Passage to read:
2009 Sunoco Red Cross Pennsylvania 500
- Pocono Raceway, the race track where the race was held.
- Date: August 3, 2009
- Official name: Sunoco Red Cross Pennsylvania 500
- Location: Pocono Raceway Long Pond, Pennsylvania
- Course: Permanent racing facility
- Course length: 2.500 miles (4.023 km)
- Distance: 200 laps, 500 mi (804.67 km)
- Weather: Temperatures reaching up to 79 °F (26 °C); with wind speeds climbing up to 7 miles per hour (11 km/h)
- Attendance: 80,000

Pole position
- Driver: Tony Stewart; / Stewart–Haas Racing

Most laps led
- Driver: Denny Hamlin / Joe Gibbs Racing
- Laps: 91

Winner
- No. 11: Denny Hamlin / Joe Gibbs Racing

Television in the United States
- Network: ESPN
- Announcers: Dr. Jerry Punch, Dale Jarrett and Andy Petree

= 2009 Sunoco Red Cross Pennsylvania 500 =

The 2009 Sunoco Red Cross Pennsylvania 500 was a NASCAR Sprint Cup Series stock car race held on August 3, 2009, at Pocono Raceway in Long Pond, Pennsylvania. Contested over 200 laps, it was the twenty-first race of the 2009 Sprint Cup Series season. Denny Hamlin, driving for Joe Gibbs Racing, won the race.

It took three hours fifty-seven minutes to complete. Juan Pablo Montoya was humbly given a second-place finish by being .869 seconds slower than Hamlin. Eight drivers failed to finish the race; including last-place finisher Mike Wallace who parked his car on lap 13. Derrike Cope's vehicle was too slow to qualify for the race. Previous-day rain forced a competition caution on lap 22; most other yellow flags after this one were mainly for debris or accidents. Nearly 20% of the race was held under the caution flag; with a green flag run lasting an average of nearly 15 laps.

Information provided:

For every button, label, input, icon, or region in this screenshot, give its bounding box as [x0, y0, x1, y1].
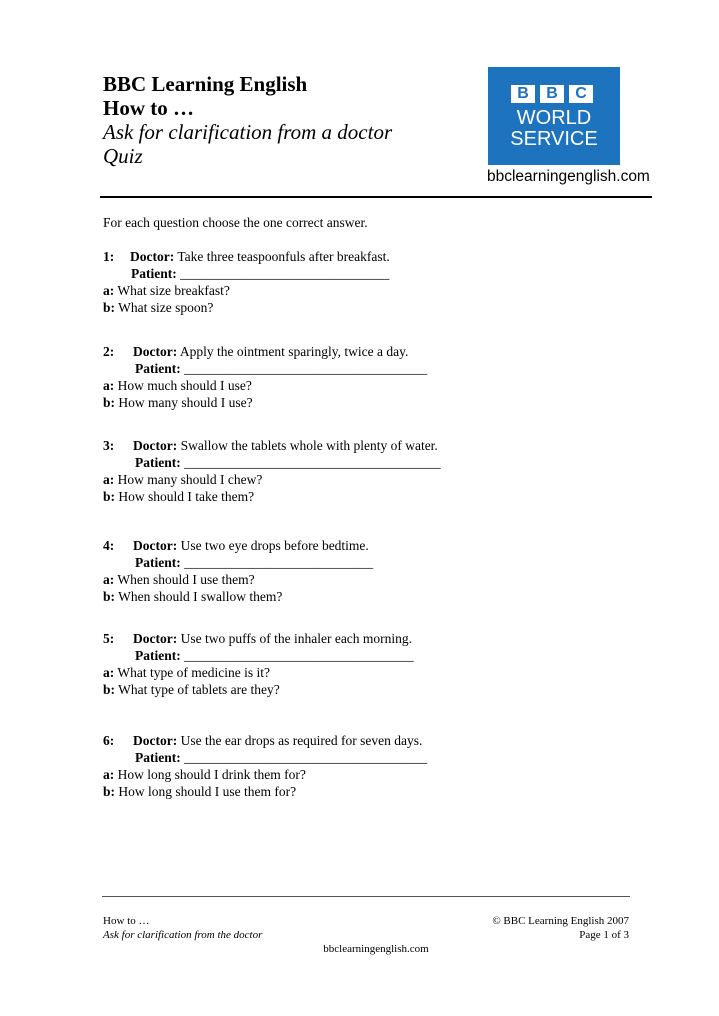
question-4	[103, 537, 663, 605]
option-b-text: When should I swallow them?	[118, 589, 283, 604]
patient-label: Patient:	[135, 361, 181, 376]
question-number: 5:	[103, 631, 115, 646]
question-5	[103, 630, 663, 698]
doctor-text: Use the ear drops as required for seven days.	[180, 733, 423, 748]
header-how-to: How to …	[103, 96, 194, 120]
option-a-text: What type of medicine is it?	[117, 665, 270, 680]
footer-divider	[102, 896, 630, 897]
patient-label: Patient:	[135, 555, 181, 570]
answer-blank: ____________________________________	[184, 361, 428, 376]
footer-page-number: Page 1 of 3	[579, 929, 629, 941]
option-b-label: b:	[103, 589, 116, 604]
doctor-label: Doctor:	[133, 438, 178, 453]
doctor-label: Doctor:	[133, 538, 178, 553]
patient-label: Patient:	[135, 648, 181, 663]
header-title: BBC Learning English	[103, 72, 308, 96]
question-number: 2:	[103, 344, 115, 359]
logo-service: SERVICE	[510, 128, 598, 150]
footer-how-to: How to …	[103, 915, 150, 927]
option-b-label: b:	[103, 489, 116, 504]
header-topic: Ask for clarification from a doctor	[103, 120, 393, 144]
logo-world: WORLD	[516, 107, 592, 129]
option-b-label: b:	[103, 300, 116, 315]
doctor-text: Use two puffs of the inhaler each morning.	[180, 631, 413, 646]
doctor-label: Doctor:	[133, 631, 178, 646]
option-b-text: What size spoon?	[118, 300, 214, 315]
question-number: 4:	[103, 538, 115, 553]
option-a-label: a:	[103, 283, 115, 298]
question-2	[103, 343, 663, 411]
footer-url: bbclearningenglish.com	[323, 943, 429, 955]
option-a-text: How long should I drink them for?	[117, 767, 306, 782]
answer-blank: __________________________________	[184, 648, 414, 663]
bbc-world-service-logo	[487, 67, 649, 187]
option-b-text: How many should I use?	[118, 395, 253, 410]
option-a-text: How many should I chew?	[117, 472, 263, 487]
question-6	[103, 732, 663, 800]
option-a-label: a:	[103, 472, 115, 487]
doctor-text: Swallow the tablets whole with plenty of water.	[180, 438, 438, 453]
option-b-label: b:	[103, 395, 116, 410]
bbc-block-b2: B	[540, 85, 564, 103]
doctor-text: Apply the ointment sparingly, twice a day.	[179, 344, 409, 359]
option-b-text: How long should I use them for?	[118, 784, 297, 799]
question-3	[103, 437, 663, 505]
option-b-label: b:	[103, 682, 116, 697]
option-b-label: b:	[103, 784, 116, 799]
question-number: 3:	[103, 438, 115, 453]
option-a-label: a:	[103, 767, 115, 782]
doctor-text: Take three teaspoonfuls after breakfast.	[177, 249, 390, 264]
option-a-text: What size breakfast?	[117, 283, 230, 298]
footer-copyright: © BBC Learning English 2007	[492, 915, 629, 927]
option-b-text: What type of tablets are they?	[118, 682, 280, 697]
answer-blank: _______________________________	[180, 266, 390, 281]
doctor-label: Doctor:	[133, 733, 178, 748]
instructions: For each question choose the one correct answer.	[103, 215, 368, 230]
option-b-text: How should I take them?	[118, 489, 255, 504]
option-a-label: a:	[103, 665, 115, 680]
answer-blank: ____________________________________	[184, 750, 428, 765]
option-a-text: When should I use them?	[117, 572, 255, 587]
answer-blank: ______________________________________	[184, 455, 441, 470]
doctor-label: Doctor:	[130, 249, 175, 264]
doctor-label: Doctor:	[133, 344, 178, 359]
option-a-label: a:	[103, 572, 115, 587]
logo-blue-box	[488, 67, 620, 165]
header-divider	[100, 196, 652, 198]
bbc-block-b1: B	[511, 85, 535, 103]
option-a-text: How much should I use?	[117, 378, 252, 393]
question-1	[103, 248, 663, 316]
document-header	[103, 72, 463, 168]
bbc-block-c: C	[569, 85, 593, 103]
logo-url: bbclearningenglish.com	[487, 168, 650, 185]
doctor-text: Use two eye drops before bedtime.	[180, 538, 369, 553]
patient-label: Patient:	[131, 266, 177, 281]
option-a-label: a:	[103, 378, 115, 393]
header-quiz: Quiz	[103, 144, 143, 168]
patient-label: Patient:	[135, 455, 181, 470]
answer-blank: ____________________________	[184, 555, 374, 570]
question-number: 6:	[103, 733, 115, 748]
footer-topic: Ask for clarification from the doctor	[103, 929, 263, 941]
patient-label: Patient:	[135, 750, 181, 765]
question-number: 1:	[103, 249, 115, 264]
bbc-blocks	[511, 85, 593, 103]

Directives:
- a) Please check each statement against the race summary above. For each, answer yes or no and quote the words from the race summary that decide it. (i) Tony Stewart started the race from pole position. (ii) Juan Pablo Montoya finished more than one second behind Denny Hamlin. (iii) ESPN carried the race on television in the United States.
- b) Name every announcer that the race summary lists for the United States television broadcast.

Results by task:
- a)
(i) Yes: "Driver: Tony Stewart; / Stewart–Haas Racing"
(ii) No: "being .869 seconds slower than Hamlin"
(iii) Yes: "Network: ESPN"

- b) Dr. Jerry Punch, Dale Jarrett, Andy Petree